=== Begin Enclosure ===
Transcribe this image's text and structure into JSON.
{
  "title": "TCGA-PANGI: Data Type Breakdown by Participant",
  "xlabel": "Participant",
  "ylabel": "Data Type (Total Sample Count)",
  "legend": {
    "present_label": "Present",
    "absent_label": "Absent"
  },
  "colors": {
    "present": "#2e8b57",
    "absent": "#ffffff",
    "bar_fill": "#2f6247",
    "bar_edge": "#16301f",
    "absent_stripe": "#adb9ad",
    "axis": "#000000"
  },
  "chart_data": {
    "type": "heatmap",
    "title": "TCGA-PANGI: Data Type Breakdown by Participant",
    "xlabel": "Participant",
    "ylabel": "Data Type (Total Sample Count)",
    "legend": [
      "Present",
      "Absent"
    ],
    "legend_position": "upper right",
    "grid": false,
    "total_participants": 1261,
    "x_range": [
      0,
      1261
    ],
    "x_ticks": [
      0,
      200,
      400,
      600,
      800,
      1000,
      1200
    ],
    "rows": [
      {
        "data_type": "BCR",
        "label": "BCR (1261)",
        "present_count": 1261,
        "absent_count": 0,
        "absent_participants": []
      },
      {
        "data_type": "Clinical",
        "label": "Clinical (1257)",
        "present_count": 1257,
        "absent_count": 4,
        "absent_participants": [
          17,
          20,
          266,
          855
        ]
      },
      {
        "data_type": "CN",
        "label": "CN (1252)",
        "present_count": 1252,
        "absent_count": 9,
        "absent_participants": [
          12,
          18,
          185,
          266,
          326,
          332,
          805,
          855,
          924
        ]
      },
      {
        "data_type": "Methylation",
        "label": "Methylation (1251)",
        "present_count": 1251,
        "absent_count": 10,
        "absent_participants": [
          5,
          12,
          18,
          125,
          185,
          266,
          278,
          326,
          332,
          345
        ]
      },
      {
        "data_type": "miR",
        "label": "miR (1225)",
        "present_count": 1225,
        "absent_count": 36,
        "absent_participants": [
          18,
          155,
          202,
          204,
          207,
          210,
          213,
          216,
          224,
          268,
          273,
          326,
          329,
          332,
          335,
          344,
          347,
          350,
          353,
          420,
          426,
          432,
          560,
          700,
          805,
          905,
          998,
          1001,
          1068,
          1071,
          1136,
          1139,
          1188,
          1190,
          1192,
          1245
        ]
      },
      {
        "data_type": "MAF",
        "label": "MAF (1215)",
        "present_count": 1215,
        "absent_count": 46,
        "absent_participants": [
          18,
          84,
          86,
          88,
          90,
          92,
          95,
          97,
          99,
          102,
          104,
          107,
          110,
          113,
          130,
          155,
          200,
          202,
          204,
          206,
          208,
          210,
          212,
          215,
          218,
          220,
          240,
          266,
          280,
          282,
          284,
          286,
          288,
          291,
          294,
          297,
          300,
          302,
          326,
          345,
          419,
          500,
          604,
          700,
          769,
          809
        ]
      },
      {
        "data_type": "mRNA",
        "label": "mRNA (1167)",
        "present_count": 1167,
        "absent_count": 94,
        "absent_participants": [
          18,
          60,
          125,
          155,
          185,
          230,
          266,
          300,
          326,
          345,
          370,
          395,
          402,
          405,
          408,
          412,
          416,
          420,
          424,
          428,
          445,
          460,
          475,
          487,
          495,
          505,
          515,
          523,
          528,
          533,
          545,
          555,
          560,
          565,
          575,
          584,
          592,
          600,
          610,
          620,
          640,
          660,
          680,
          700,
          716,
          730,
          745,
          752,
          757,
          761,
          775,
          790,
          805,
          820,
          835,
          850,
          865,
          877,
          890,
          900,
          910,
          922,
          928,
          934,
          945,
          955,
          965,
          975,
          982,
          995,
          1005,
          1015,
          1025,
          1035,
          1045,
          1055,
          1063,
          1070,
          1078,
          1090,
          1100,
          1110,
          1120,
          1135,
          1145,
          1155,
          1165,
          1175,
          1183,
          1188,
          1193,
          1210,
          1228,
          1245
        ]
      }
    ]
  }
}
=== End Enclosure ===
| Your assignment |
Each line above that contains the string "title" counts once; give the number of such lines and nothing more.

| Your solution |
2